Stored items
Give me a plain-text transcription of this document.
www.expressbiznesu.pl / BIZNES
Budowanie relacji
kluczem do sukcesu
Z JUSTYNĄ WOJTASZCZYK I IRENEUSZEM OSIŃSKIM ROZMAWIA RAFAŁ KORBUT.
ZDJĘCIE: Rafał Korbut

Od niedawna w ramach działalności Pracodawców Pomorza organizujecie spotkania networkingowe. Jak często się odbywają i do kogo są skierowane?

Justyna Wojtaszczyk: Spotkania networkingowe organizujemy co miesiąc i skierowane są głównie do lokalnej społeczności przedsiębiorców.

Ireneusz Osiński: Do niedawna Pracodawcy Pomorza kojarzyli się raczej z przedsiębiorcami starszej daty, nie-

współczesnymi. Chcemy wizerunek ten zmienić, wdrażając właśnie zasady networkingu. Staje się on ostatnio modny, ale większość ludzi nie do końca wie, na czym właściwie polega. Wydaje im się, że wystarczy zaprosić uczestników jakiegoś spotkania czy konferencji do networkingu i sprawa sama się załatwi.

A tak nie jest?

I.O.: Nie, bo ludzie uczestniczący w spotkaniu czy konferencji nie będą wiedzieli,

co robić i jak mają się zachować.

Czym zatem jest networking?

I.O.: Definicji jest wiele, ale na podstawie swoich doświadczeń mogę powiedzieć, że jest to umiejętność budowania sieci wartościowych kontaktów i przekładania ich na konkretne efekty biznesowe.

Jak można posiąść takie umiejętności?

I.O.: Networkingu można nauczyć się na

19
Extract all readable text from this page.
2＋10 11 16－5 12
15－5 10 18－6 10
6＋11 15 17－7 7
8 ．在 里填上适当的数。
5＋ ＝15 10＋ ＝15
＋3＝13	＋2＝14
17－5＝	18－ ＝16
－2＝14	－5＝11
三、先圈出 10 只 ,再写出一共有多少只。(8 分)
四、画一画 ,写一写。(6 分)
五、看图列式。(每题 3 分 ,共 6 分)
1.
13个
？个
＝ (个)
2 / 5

Exercise brief
Look above for the line containing "Extract all readable text from this page.", then transcribe it and all lines after it through the last, exactly and with nothing else.

Finished exercise
Extract all readable text from this page.
2＋10 11 16－5 12
15－5 10 18－6 10
6＋11 15 17－7 7
8 ．在 里填上适当的数。
5＋ ＝15 10＋ ＝15
＋3＝13	＋2＝14
17－5＝	18－ ＝16
－2＝14	－5＝11
三、先圈出 10 只 ,再写出一共有多少只。(8 分)
四、画一画 ,写一写。(6 分)
五、看图列式。(每题 3 分 ,共 6 分)
1.
13个
？个
＝ (个)
2 / 5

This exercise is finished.